** SELECTED EXCERPT **
:::::

Design, Analysis, and Control of Bilateral Teleoperation Systems for Enhancement of High-Fidelity Haptic Feedback

Date11th May 2021

Time03:00 PM

Venue https://meet.google.com/moc-zvri-snx​

PAST EVENT

Details

Achieving high-fidelity haptic feedback in teleoperated systems is crucial, particularly in applications such as medical, industrial, military, space, underwater explorations, surgical training, and robot-assisted minimally invasive surgery (MIS). Appropriate design of haptic interfaces (master robot) and control algorithms enhance the quality of haptic feedback by addressing objectives such as stability and transparency. Accurate reproduction of the virtual/remote environment remains a challenge due to the intricacies of providing all necessary sensations simultaneously. In the first part of the work, a novel haptic device with three degrees of freedom is developed to render touch sensations such as stiffness, texture, shape, and shear concurrently. The developed haptic device is extended to a grasper that provides multi-contact sensations. The vibro-actuators in the device contribute to increasing the number of perceivable textures. In addition, a flexure-based backlash-free mechanism is utilized for the power transmission to improve the fidelity. The proposed device is characterized and validated through experiments.

:::::

** DATASET RECORDS **
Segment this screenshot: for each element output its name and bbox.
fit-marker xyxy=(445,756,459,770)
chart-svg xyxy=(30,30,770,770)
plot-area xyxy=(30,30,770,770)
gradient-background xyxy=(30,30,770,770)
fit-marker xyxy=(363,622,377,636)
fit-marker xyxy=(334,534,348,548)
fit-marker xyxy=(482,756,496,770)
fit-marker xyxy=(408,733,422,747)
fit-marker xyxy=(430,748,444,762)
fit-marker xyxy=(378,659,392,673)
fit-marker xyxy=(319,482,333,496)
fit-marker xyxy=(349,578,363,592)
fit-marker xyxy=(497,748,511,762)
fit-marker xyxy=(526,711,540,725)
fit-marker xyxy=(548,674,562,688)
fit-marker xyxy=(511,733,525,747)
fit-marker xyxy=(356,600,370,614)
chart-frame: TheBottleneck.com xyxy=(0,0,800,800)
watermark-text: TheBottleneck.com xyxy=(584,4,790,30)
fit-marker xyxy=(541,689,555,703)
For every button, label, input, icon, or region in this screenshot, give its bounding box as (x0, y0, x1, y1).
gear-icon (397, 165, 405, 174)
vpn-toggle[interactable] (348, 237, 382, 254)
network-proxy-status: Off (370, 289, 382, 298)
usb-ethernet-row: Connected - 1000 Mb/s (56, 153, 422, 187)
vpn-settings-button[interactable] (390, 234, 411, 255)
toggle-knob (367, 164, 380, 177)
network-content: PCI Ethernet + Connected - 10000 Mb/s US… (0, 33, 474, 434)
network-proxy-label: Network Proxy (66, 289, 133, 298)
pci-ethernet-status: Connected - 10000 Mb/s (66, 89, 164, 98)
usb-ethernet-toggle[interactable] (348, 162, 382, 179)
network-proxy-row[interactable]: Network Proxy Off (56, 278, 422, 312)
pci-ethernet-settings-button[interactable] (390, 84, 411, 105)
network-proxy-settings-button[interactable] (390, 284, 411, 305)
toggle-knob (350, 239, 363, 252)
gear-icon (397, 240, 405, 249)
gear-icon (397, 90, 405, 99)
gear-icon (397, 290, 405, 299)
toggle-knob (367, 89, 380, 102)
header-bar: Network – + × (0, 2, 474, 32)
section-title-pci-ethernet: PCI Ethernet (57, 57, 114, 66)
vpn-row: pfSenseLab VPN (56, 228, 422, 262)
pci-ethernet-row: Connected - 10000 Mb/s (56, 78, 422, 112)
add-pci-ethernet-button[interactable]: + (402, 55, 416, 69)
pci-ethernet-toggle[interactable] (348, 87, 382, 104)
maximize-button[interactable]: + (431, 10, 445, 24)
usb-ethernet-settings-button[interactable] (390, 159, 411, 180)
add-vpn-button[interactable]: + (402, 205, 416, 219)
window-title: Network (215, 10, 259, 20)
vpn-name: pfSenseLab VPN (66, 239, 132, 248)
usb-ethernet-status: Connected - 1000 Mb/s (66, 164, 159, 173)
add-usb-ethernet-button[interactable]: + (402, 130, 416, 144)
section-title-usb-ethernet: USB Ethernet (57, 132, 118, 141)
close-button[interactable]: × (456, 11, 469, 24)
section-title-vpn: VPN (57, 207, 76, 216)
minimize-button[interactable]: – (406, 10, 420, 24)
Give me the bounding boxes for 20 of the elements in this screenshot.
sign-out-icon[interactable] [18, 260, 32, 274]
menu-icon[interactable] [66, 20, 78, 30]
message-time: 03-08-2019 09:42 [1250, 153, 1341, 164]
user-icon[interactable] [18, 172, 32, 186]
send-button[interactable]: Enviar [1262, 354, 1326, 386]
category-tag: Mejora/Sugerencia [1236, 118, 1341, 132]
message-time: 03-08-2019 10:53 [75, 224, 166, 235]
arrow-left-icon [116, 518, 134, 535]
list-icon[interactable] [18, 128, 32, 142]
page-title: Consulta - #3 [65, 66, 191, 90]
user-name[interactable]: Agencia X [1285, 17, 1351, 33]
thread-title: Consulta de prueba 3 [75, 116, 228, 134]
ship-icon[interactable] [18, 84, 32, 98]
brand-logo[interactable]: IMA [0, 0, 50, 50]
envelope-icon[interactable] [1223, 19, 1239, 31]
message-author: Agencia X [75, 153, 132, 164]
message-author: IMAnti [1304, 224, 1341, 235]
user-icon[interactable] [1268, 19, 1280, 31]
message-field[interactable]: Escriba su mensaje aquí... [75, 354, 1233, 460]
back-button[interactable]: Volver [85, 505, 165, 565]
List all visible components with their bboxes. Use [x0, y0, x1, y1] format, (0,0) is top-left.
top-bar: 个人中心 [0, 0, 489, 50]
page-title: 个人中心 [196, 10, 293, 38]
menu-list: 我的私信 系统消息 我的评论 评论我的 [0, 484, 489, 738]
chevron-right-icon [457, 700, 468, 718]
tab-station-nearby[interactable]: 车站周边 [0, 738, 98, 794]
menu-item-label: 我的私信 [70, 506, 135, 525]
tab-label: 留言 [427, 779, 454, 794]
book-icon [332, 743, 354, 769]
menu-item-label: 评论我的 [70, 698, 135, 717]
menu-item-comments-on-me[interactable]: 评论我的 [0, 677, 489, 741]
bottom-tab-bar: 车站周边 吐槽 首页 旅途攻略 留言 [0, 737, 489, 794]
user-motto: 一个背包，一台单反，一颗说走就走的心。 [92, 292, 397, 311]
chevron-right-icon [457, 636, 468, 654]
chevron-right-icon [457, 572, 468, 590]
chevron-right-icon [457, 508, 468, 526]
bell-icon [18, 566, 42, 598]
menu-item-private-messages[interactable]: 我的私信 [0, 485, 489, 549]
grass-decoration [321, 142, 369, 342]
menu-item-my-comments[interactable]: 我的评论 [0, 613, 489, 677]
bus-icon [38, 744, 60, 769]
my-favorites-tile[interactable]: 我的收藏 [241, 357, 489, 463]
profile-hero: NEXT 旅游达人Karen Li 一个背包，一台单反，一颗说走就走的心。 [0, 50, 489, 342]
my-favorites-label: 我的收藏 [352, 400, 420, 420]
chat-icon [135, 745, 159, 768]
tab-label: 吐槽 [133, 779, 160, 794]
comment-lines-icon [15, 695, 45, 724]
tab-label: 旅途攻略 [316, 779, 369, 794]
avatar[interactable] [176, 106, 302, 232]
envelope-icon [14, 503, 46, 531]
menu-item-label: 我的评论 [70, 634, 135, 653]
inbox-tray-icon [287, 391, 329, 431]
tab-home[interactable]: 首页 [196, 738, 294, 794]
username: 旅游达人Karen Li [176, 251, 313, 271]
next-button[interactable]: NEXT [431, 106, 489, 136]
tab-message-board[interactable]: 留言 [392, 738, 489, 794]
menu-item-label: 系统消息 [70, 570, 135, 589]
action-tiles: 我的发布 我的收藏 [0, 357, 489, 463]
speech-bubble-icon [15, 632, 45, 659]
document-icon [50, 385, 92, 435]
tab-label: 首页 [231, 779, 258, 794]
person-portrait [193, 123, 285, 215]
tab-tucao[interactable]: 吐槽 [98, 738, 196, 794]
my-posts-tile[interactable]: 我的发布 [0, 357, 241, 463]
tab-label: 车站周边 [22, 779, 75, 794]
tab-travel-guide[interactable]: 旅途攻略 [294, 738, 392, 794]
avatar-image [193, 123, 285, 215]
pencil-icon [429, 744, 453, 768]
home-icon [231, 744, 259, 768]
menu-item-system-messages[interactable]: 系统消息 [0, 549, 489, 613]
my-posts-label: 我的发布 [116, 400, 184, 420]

:::::

** TASK TO COMPLETE **
According to the teleoperation text, how many degrees of freedom does the novel haptic device have? The listing comes from a separate source and has no connection to the teleoperation text.

** ANSWER BELOW **
Three.